* GOAL
Give an exact transcription of every line, dropping the images.

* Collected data
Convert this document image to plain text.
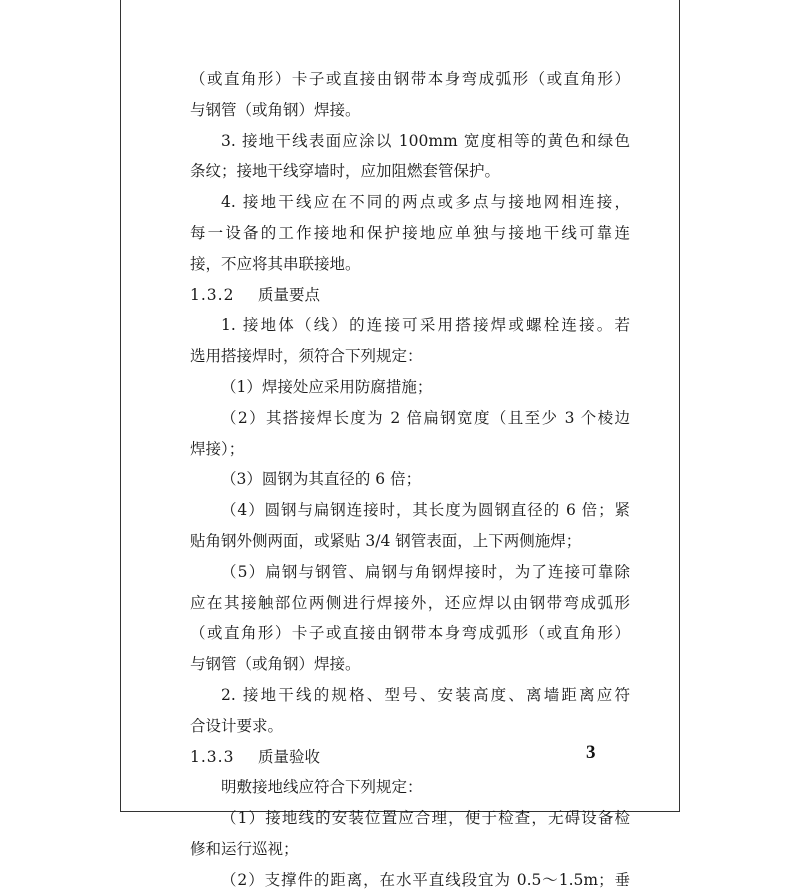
（或直角形）卡子或直接由钢带本身弯成弧形（或直角形）
与钢管（或角钢）焊接。
3. 接地干线表面应涂以 100mm 宽度相等的黄色和绿色
条纹；接地干线穿墙时，应加阻燃套管保护。
4. 接地干线应在不同的两点或多点与接地网相连接，
每一设备的工作接地和保护接地应单独与接地干线可靠连
接，不应将其串联接地。
1.3.2 质量要点
1. 接地体（线）的连接可采用搭接焊或螺栓连接。若
选用搭接焊时，须符合下列规定：
（1）焊接处应采用防腐措施；
（2）其搭接焊长度为 2 倍扁钢宽度（且至少 3 个棱边
焊接）；
（3）圆钢为其直径的 6 倍；
（4）圆钢与扁钢连接时，其长度为圆钢直径的 6 倍；紧
贴角钢外侧两面，或紧贴 3/4 钢管表面，上下两侧施焊；
（5）扁钢与钢管、扁钢与角钢焊接时，为了连接可靠除
应在其接触部位两侧进行焊接外，还应焊以由钢带弯成弧形
（或直角形）卡子或直接由钢带本身弯成弧形（或直角形）
与钢管（或角钢）焊接。
2. 接地干线的规格、型号、安装高度、离墙距离应符
合设计要求。
1.3.3 质量验收
明敷接地线应符合下列规定：
（1）接地线的安装位置应合理，便于检查，无碍设备检
修和运行巡视；
（2）支撑件的距离，在水平直线段宜为 0.5～1.5m；垂
3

* RESPONSE TO THIS EXERCISE
Convert this document image to plain text.
（或直角形）卡子或直接由钢带本身弯成弧形（或直角形）
与钢管（或角钢）焊接。
3. 接地干线表面应涂以 100mm 宽度相等的黄色和绿色
条纹；接地干线穿墙时，应加阻燃套管保护。
4. 接地干线应在不同的两点或多点与接地网相连接，
每一设备的工作接地和保护接地应单独与接地干线可靠连
接，不应将其串联接地。
1.3.2 质量要点
1. 接地体（线）的连接可采用搭接焊或螺栓连接。若
选用搭接焊时，须符合下列规定：
（1）焊接处应采用防腐措施；
（2）其搭接焊长度为 2 倍扁钢宽度（且至少 3 个棱边
焊接）；
（3）圆钢为其直径的 6 倍；
（4）圆钢与扁钢连接时，其长度为圆钢直径的 6 倍；紧
贴角钢外侧两面，或紧贴 3/4 钢管表面，上下两侧施焊；
（5）扁钢与钢管、扁钢与角钢焊接时，为了连接可靠除
应在其接触部位两侧进行焊接外，还应焊以由钢带弯成弧形
（或直角形）卡子或直接由钢带本身弯成弧形（或直角形）
与钢管（或角钢）焊接。
2. 接地干线的规格、型号、安装高度、离墙距离应符
合设计要求。
1.3.3 质量验收
明敷接地线应符合下列规定：
（1）接地线的安装位置应合理，便于检查，无碍设备检
修和运行巡视；
（2）支撑件的距离，在水平直线段宜为 0.5～1.5m；垂
3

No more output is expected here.